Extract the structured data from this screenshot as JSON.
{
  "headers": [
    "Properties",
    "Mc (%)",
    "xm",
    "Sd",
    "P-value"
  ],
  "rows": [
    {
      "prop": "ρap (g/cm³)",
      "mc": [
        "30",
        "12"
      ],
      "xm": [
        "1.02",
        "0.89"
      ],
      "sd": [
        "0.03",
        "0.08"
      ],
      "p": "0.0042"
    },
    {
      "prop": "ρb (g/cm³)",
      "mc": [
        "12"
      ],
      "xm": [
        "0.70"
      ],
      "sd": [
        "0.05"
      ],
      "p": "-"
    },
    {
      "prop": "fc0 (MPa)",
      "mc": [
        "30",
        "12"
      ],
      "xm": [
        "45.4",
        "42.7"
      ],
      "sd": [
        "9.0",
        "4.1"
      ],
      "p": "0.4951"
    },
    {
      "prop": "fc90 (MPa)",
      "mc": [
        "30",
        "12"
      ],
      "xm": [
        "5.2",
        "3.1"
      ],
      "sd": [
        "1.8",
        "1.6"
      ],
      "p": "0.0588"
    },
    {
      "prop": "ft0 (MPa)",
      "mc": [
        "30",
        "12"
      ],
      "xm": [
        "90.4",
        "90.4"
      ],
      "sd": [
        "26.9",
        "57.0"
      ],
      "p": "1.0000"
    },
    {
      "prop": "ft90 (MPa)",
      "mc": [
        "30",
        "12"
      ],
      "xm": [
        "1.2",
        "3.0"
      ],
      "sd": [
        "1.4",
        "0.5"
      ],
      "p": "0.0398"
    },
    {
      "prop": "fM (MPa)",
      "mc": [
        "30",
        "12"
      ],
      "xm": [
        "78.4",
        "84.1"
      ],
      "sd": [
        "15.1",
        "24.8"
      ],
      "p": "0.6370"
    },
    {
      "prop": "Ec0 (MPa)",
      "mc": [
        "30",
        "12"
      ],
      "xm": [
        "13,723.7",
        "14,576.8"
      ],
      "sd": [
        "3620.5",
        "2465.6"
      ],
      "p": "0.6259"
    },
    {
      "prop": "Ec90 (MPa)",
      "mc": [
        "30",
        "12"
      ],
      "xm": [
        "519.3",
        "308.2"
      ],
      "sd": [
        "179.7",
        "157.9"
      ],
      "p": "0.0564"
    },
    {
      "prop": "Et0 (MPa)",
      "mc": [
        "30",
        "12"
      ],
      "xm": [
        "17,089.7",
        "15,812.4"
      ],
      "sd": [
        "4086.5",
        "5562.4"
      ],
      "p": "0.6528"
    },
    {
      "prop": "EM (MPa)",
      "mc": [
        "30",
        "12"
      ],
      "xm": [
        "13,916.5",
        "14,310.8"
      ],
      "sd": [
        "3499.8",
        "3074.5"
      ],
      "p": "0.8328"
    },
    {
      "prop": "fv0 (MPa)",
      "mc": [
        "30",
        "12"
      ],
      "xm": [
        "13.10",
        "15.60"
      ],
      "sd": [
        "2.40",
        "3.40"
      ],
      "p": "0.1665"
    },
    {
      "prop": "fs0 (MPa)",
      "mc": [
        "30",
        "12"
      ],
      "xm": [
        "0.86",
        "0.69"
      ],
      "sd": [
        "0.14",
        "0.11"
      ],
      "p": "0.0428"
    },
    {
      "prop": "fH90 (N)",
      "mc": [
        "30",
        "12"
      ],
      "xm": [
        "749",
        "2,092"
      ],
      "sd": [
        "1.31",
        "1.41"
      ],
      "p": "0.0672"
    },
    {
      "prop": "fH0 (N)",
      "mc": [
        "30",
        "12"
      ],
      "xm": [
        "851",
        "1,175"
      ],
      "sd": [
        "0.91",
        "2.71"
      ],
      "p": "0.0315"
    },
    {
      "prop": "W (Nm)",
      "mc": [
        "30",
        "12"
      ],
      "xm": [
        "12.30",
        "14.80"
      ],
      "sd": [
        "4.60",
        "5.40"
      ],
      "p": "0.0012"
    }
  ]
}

====

* [EXERCISE GOAL]:
Every entry must be output again, exactly as written above.

* [RESULT]:
Extract the structured data from this screenshot as JSON.
{
  "headers": [
    "Properties",
    "Mc (%)",
    "xm",
    "Sd",
    "P-value"
  ],
  "rows": [
    {
      "prop": "ρap (g/cm³)",
      "mc": [
        "30",
        "12"
      ],
      "xm": [
        "1.02",
        "0.89"
      ],
      "sd": [
        "0.03",
        "0.08"
      ],
      "p": "0.0042"
    },
    {
      "prop": "ρb (g/cm³)",
      "mc": [
        "12"
      ],
      "xm": [
        "0.70"
      ],
      "sd": [
        "0.05"
      ],
      "p": "-"
    },
    {
      "prop": "fc0 (MPa)",
      "mc": [
        "30",
        "12"
      ],
      "xm": [
        "45.4",
        "42.7"
      ],
      "sd": [
        "9.0",
        "4.1"
      ],
      "p": "0.4951"
    },
    {
      "prop": "fc90 (MPa)",
      "mc": [
        "30",
        "12"
      ],
      "xm": [
        "5.2",
        "3.1"
      ],
      "sd": [
        "1.8",
        "1.6"
      ],
      "p": "0.0588"
    },
    {
      "prop": "ft0 (MPa)",
      "mc": [
        "30",
        "12"
      ],
      "xm": [
        "90.4",
        "90.4"
      ],
      "sd": [
        "26.9",
        "57.0"
      ],
      "p": "1.0000"
    },
    {
      "prop": "ft90 (MPa)",
      "mc": [
        "30",
        "12"
      ],
      "xm": [
        "1.2",
        "3.0"
      ],
      "sd": [
        "1.4",
        "0.5"
      ],
      "p": "0.0398"
    },
    {
      "prop": "fM (MPa)",
      "mc": [
        "30",
        "12"
      ],
      "xm": [
        "78.4",
        "84.1"
      ],
      "sd": [
        "15.1",
        "24.8"
      ],
      "p": "0.6370"
    },
    {
      "prop": "Ec0 (MPa)",
      "mc": [
        "30",
        "12"
      ],
      "xm": [
        "13,723.7",
        "14,576.8"
      ],
      "sd": [
        "3620.5",
        "2465.6"
      ],
      "p": "0.6259"
    },
    {
      "prop": "Ec90 (MPa)",
      "mc": [
        "30",
        "12"
      ],
      "xm": [
        "519.3",
        "308.2"
      ],
      "sd": [
        "179.7",
        "157.9"
      ],
      "p": "0.0564"
    },
    {
      "prop": "Et0 (MPa)",
      "mc": [
        "30",
        "12"
      ],
      "xm": [
        "17,089.7",
        "15,812.4"
      ],
      "sd": [
        "4086.5",
        "5562.4"
      ],
      "p": "0.6528"
    },
    {
      "prop": "EM (MPa)",
      "mc": [
        "30",
        "12"
      ],
      "xm": [
        "13,916.5",
        "14,310.8"
      ],
      "sd": [
        "3499.8",
        "3074.5"
      ],
      "p": "0.8328"
    },
    {
      "prop": "fv0 (MPa)",
      "mc": [
        "30",
        "12"
      ],
      "xm": [
        "13.10",
        "15.60"
      ],
      "sd": [
        "2.40",
        "3.40"
      ],
      "p": "0.1665"
    },
    {
      "prop": "fs0 (MPa)",
      "mc": [
        "30",
        "12"
      ],
      "xm": [
        "0.86",
        "0.69"
      ],
      "sd": [
        "0.14",
        "0.11"
      ],
      "p": "0.0428"
    },
    {
      "prop": "fH90 (N)",
      "mc": [
        "30",
        "12"
      ],
      "xm": [
        "749",
        "2,092"
      ],
      "sd": [
        "1.31",
        "1.41"
      ],
      "p": "0.0672"
    },
    {
      "prop": "fH0 (N)",
      "mc": [
        "30",
        "12"
      ],
      "xm": [
        "851",
        "1,175"
      ],
      "sd": [
        "0.91",
        "2.71"
      ],
      "p": "0.0315"
    },
    {
      "prop": "W (Nm)",
      "mc": [
        "30",
        "12"
      ],
      "xm": [
        "12.30",
        "14.80"
      ],
      "sd": [
        "4.60",
        "5.40"
      ],
      "p": "0.0012"
    }
  ]
}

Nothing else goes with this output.